WHAT IS BEING ASKED
Return a copy of every line in the records that includes the word "values".
━━━━━ SUPPLIED RECORDS ━━━━━
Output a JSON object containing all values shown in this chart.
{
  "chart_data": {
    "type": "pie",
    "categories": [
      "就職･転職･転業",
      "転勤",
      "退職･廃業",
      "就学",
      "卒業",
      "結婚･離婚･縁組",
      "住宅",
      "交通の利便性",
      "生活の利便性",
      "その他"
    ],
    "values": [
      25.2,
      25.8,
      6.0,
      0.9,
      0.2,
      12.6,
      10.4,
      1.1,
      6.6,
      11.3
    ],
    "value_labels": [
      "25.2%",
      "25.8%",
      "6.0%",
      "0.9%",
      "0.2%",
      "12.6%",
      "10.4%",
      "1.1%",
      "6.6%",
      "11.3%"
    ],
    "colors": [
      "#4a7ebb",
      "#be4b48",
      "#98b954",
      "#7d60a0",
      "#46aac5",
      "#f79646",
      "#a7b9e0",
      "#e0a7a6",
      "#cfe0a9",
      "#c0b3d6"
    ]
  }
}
━━━━━
ANSWER TO THE PROBLEM
Output a JSON object containing all values shown in this chart.
    "values": [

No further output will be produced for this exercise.